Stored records
+++++
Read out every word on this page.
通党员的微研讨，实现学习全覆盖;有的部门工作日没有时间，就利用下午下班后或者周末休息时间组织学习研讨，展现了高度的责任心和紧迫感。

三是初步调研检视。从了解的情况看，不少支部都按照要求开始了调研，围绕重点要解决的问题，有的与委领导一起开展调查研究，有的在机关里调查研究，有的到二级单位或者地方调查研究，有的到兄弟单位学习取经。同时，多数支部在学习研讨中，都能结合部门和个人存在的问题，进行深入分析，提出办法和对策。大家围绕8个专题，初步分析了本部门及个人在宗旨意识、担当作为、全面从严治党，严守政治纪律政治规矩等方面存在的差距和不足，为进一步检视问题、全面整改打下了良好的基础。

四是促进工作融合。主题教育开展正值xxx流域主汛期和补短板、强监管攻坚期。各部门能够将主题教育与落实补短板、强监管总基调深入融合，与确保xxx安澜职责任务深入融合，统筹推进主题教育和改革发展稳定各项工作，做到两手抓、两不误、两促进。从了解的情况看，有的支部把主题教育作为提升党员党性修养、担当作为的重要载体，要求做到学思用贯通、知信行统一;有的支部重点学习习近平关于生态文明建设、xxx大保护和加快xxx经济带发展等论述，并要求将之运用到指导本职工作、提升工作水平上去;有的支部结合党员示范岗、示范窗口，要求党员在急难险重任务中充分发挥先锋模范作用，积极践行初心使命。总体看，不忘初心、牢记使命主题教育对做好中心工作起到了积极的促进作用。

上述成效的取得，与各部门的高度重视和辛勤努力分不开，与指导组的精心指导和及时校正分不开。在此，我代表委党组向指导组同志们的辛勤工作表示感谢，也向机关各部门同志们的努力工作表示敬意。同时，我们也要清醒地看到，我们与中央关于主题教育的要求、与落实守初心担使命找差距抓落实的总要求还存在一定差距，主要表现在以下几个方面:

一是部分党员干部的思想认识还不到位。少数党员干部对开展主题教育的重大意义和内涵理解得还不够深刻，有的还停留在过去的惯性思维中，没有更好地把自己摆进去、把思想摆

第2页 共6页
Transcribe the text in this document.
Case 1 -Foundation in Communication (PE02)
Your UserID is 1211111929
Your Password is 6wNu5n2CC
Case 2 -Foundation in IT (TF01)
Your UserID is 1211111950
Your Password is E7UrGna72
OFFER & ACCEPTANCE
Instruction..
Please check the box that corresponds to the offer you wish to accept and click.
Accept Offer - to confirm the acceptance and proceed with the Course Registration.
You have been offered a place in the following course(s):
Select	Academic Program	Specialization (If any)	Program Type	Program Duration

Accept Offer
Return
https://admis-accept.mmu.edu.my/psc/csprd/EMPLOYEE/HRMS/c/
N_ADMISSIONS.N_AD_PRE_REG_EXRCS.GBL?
+++++
_PROBLEM STATEMENT_
From the "Transcribe the text in this document." line to the close of the listing, restate each line word for word.

_WORKED ANSWER_
Transcribe the text in this document.
Case 1 -Foundation in Communication (PE02)
Your UserID is 1211111929
Your Password is 6wNu5n2CC
Case 2 -Foundation in IT (TF01)
Your UserID is 1211111950
Your Password is E7UrGna72
OFFER & ACCEPTANCE
Instruction..
Please check the box that corresponds to the offer you wish to accept and click.
Accept Offer - to confirm the acceptance and proceed with the Course Registration.
You have been offered a place in the following course(s):
Select	Academic Program	Specialization (If any)	Program Type	Program Duration

Accept Offer
Return
https://admis-accept.mmu.edu.my/psc/csprd/EMPLOYEE/HRMS/c/
N_ADMISSIONS.N_AD_PRE_REG_EXRCS.GBL?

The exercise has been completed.